--- begin Given data ---

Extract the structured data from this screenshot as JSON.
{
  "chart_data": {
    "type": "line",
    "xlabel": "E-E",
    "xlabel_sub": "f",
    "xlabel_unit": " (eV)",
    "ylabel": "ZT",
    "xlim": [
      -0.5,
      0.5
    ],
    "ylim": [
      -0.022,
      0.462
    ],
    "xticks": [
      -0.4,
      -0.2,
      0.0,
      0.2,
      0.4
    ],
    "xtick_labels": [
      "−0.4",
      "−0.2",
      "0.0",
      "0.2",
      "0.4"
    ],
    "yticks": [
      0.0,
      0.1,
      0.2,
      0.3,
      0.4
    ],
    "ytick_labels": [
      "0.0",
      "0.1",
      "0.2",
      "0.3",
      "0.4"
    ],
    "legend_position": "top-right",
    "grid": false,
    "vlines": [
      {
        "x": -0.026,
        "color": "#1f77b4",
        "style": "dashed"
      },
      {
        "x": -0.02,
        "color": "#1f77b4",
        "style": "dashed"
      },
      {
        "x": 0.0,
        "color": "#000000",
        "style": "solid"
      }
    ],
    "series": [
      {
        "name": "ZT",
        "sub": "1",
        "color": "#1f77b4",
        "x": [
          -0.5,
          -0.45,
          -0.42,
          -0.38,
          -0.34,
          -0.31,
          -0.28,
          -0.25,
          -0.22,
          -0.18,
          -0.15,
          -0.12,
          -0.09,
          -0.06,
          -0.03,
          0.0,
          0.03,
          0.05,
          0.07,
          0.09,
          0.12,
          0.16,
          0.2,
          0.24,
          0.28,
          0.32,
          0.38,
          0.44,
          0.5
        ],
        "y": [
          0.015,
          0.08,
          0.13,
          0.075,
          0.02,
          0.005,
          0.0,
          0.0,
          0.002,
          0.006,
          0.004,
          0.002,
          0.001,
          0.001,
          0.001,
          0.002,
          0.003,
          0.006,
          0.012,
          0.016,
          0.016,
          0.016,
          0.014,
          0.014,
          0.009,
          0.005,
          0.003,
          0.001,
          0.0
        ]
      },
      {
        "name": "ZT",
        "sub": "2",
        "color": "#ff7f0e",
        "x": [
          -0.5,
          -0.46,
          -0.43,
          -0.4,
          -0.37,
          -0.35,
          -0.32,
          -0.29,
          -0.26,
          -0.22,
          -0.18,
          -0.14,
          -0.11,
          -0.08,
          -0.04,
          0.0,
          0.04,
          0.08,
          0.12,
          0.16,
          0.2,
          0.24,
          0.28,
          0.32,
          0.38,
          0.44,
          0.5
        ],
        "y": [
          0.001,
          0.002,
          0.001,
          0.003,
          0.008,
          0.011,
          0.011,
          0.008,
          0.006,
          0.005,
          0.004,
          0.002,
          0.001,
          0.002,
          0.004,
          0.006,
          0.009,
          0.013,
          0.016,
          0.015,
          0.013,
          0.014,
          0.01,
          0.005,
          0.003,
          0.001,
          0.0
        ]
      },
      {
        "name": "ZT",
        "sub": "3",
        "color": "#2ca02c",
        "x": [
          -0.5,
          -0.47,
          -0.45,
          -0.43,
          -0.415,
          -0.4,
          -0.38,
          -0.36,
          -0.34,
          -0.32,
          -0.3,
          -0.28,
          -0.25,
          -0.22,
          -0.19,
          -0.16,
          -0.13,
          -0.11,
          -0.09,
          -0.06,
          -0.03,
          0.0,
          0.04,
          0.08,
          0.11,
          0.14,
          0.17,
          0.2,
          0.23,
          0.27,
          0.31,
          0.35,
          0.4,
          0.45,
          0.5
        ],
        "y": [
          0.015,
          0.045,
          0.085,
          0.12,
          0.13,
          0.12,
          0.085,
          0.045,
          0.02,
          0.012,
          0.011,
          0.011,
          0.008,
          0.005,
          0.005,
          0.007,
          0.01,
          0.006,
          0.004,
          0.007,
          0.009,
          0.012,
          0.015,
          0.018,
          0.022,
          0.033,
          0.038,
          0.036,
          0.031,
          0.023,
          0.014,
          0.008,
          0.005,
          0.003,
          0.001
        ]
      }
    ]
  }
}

--- end Given data ---

— Required work —
Type out the entries again, word for word.

— Solution to this exercise —
Extract the structured data from this screenshot as JSON.
{
  "chart_data": {
    "type": "line",
    "xlabel": "E-E",
    "xlabel_sub": "f",
    "xlabel_unit": " (eV)",
    "ylabel": "ZT",
    "xlim": [
      -0.5,
      0.5
    ],
    "ylim": [
      -0.022,
      0.462
    ],
    "xticks": [
      -0.4,
      -0.2,
      0.0,
      0.2,
      0.4
    ],
    "xtick_labels": [
      "−0.4",
      "−0.2",
      "0.0",
      "0.2",
      "0.4"
    ],
    "yticks": [
      0.0,
      0.1,
      0.2,
      0.3,
      0.4
    ],
    "ytick_labels": [
      "0.0",
      "0.1",
      "0.2",
      "0.3",
      "0.4"
    ],
    "legend_position": "top-right",
    "grid": false,
    "vlines": [
      {
        "x": -0.026,
        "color": "#1f77b4",
        "style": "dashed"
      },
      {
        "x": -0.02,
        "color": "#1f77b4",
        "style": "dashed"
      },
      {
        "x": 0.0,
        "color": "#000000",
        "style": "solid"
      }
    ],
    "series": [
      {
        "name": "ZT",
        "sub": "1",
        "color": "#1f77b4",
        "x": [
          -0.5,
          -0.45,
          -0.42,
          -0.38,
          -0.34,
          -0.31,
          -0.28,
          -0.25,
          -0.22,
          -0.18,
          -0.15,
          -0.12,
          -0.09,
          -0.06,
          -0.03,
          0.0,
          0.03,
          0.05,
          0.07,
          0.09,
          0.12,
          0.16,
          0.2,
          0.24,
          0.28,
          0.32,
          0.38,
          0.44,
          0.5
        ],
        "y": [
          0.015,
          0.08,
          0.13,
          0.075,
          0.02,
          0.005,
          0.0,
          0.0,
          0.002,
          0.006,
          0.004,
          0.002,
          0.001,
          0.001,
          0.001,
          0.002,
          0.003,
          0.006,
          0.012,
          0.016,
          0.016,
          0.016,
          0.014,
          0.014,
          0.009,
          0.005,
          0.003,
          0.001,
          0.0
        ]
      },
      {
        "name": "ZT",
        "sub": "2",
        "color": "#ff7f0e",
        "x": [
          -0.5,
          -0.46,
          -0.43,
          -0.4,
          -0.37,
          -0.35,
          -0.32,
          -0.29,
          -0.26,
          -0.22,
          -0.18,
          -0.14,
          -0.11,
          -0.08,
          -0.04,
          0.0,
          0.04,
          0.08,
          0.12,
          0.16,
          0.2,
          0.24,
          0.28,
          0.32,
          0.38,
          0.44,
          0.5
        ],
        "y": [
          0.001,
          0.002,
          0.001,
          0.003,
          0.008,
          0.011,
          0.011,
          0.008,
          0.006,
          0.005,
          0.004,
          0.002,
          0.001,
          0.002,
          0.004,
          0.006,
          0.009,
          0.013,
          0.016,
          0.015,
          0.013,
          0.014,
          0.01,
          0.005,
          0.003,
          0.001,
          0.0
        ]
      },
      {
        "name": "ZT",
        "sub": "3",
        "color": "#2ca02c",
        "x": [
          -0.5,
          -0.47,
          -0.45,
          -0.43,
          -0.415,
          -0.4,
          -0.38,
          -0.36,
          -0.34,
          -0.32,
          -0.3,
          -0.28,
          -0.25,
          -0.22,
          -0.19,
          -0.16,
          -0.13,
          -0.11,
          -0.09,
          -0.06,
          -0.03,
          0.0,
          0.04,
          0.08,
          0.11,
          0.14,
          0.17,
          0.2,
          0.23,
          0.27,
          0.31,
          0.35,
          0.4,
          0.45,
          0.5
        ],
        "y": [
          0.015,
          0.045,
          0.085,
          0.12,
          0.13,
          0.12,
          0.085,
          0.045,
          0.02,
          0.012,
          0.011,
          0.011,
          0.008,
          0.005,
          0.005,
          0.007,
          0.01,
          0.006,
          0.004,
          0.007,
          0.009,
          0.012,
          0.015,
          0.018,
          0.022,
          0.033,
          0.038,
          0.036,
          0.031,
          0.023,
          0.014,
          0.008,
          0.005,
          0.003,
          0.001
        ]
      }
    ]
  }
}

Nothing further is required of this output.